• [SET TASK] Search the data for the word "Explorer". Reproduce every line where it is found.

Collection entries:
[START]

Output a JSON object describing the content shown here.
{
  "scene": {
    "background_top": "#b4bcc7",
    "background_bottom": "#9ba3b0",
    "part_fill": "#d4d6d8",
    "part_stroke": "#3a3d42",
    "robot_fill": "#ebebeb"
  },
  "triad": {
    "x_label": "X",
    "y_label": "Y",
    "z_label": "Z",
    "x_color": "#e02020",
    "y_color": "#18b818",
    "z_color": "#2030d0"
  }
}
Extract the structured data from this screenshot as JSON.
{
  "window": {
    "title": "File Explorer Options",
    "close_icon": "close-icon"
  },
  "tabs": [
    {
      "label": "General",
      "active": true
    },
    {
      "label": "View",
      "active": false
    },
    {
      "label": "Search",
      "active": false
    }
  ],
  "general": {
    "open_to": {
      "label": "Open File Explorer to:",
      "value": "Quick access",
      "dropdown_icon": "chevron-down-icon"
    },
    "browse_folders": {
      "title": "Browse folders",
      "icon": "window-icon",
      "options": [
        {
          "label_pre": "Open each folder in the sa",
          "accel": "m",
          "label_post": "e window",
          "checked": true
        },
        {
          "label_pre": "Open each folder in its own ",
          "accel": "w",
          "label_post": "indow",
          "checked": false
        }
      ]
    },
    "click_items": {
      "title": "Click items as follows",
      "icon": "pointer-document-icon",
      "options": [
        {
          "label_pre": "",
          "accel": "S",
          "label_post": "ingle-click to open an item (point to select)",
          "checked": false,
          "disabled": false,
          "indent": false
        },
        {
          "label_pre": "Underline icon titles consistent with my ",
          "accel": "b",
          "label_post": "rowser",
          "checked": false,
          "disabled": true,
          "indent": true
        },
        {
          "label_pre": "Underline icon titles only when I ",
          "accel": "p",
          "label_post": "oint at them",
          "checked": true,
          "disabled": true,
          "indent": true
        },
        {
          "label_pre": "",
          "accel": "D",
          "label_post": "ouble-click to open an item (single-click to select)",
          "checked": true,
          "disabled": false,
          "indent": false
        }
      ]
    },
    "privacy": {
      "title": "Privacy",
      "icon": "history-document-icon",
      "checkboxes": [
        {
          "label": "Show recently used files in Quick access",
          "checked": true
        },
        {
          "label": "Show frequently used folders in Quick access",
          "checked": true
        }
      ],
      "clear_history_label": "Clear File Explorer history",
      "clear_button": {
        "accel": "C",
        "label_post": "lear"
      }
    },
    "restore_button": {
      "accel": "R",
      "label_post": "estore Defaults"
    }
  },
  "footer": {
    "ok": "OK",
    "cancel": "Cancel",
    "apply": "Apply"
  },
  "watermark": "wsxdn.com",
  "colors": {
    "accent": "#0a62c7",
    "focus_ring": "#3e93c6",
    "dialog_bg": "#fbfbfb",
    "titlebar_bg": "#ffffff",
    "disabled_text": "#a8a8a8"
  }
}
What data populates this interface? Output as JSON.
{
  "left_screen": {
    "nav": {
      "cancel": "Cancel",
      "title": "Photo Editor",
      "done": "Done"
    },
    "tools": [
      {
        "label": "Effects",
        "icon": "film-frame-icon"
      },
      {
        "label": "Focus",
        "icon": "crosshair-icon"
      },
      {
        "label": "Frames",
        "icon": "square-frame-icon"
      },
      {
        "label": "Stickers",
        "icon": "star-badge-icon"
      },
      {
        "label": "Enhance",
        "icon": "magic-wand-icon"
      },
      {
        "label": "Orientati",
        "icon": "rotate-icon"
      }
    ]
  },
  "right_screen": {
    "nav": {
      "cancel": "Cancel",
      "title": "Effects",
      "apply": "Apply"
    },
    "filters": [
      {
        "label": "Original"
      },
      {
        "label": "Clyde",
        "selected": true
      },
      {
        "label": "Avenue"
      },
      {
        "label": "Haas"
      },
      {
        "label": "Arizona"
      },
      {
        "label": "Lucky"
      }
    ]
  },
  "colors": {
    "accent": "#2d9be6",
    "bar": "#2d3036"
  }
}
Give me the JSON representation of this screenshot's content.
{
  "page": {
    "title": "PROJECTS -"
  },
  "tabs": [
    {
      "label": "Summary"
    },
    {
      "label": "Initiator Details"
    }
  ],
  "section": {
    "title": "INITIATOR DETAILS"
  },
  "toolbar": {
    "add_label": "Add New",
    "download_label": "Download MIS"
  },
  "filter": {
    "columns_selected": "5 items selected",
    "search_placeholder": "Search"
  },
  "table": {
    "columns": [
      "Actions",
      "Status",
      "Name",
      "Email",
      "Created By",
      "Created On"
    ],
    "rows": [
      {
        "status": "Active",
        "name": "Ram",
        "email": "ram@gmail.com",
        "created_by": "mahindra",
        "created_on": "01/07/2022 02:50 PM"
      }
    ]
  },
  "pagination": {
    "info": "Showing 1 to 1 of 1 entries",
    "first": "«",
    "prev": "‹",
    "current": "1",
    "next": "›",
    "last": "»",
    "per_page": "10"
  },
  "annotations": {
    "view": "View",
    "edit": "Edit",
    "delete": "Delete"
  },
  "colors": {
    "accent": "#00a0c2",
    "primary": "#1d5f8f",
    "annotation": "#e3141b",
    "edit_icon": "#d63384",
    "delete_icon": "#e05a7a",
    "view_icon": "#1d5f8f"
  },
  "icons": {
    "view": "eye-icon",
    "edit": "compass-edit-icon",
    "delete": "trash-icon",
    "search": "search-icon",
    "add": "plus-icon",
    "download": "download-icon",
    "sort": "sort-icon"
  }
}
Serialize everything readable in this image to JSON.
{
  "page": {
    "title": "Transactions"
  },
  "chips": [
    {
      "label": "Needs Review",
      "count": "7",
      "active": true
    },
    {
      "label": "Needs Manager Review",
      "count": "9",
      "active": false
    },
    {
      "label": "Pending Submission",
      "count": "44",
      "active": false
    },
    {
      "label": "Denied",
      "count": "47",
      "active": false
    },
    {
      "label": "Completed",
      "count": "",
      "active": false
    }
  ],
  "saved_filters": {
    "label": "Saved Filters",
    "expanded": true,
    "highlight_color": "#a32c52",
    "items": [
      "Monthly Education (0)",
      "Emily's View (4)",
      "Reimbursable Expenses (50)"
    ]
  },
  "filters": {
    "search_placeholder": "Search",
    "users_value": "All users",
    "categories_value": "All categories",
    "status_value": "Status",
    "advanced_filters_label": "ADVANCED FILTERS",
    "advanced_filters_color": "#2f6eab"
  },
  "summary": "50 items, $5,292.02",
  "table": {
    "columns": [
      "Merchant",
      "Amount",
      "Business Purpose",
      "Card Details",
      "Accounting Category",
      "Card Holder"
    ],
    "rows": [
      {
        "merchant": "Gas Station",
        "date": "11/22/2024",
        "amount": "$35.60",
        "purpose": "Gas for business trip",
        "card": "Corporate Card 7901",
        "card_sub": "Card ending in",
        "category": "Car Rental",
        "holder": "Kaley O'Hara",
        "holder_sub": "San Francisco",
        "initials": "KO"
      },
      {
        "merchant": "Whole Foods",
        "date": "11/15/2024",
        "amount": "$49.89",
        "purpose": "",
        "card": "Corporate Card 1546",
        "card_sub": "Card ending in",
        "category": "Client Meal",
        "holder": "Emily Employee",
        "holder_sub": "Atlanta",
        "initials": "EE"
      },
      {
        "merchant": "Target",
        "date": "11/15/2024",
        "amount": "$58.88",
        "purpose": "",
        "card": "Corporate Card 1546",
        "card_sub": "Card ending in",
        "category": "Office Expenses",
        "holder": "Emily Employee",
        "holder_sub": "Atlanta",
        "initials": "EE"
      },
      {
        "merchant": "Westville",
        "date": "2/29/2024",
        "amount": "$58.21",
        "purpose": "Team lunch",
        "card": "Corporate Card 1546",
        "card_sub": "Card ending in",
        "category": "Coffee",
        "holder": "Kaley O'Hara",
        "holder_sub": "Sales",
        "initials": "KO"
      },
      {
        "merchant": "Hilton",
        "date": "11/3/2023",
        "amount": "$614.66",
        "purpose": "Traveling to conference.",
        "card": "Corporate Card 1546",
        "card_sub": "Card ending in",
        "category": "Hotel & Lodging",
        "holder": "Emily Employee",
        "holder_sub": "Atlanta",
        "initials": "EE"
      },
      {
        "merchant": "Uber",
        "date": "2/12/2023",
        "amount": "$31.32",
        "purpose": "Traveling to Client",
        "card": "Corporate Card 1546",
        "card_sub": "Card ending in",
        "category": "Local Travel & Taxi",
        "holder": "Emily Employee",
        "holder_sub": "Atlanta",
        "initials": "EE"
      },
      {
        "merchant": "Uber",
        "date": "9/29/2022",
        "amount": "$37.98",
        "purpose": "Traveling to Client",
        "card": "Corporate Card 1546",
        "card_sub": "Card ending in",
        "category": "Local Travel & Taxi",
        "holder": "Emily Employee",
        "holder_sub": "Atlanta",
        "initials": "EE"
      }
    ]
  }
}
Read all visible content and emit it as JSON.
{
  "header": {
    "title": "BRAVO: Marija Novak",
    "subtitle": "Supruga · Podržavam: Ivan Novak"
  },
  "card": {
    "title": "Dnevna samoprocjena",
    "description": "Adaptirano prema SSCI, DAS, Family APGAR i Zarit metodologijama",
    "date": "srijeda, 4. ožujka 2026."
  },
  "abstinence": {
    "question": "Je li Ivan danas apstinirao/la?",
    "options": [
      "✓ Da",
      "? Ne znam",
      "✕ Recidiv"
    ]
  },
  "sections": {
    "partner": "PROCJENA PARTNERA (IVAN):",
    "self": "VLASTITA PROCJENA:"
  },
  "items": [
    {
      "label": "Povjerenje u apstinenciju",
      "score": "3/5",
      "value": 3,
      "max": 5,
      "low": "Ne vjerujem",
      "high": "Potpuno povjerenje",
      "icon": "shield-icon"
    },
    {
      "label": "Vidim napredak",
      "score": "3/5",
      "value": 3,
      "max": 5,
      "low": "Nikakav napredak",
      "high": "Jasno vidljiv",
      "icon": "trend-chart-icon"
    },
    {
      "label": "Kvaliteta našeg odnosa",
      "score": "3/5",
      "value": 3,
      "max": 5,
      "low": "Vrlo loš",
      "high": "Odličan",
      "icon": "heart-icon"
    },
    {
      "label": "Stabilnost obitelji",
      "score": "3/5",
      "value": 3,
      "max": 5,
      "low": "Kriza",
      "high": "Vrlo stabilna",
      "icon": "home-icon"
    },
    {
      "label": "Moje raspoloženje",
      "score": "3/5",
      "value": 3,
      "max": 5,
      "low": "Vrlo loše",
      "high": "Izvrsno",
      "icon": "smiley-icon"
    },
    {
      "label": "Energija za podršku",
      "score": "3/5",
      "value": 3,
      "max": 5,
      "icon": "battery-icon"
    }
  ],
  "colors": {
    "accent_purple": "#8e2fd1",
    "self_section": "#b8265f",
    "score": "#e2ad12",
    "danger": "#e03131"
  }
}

[END]

• [TASK RESULT]
    "title": "File Explorer Options",
      "label": "Open File Explorer to:",
      "clear_history_label": "Clear File Explorer history",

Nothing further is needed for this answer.